Passage provided:
----------------

Photo: Natan Sharansky, a Soviet refusenik and Israeli lawmaker, was named the 2020 Genesis Prize laureate. (Michael Brochstein/SOPA Images/LightRocket via Getty Images)
by Laura E. Adkins
NEW YORK (JTA)–The Genesis Prize Foundation has announced that Natan Sharansky, a Jewish refusenik, prolific leader in the Soviet Jewry emigration movement and former Israeli politician, will be awarded the 2020 Genesis Prize.
The Genesis Prize, dubbed the “Jewish Nobel,” was started in 2013 and is financed through a permanent $100 million endowment. The annual award honors “extraordinary individuals for their outstanding professional achievement, contribution to humanity and commitment to Jewish values.”
Sharansky was selected to honor “his extraordinary lifelong struggle for political and religious freedoms, emphasizing the relevance of his work in today’s world,” the Genesis Prize Foundation said in a news release.

----------------

Saved entries:
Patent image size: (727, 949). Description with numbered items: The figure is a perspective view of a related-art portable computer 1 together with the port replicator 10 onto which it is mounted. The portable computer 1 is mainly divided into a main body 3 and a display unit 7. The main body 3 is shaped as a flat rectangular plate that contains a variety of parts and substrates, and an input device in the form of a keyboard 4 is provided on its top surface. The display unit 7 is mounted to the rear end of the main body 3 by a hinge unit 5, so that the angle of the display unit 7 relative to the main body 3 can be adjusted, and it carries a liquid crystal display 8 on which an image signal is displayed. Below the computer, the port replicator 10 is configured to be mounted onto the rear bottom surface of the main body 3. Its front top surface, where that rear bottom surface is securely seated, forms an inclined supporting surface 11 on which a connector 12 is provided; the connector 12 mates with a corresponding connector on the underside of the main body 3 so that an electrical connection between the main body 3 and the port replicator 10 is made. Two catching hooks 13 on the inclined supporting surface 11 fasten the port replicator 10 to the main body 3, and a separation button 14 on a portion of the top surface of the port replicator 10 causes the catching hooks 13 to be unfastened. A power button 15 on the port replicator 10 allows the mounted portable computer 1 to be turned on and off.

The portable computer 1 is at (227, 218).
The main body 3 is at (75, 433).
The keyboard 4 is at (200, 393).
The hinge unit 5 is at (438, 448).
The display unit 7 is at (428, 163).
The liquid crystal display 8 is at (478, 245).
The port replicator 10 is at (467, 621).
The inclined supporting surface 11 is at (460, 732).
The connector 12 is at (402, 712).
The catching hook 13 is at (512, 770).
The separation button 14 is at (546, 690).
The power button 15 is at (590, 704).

----------------

Work task:
Answer these questions from the Genesis Prize article:
(a) Who wrote it?
(b) In what year was the Genesis Prize started?
(c) How large is the permanent endowment that finances the prize?

Written response:
(a) Laura E. Adkins
(b) 2013
(c) $100 million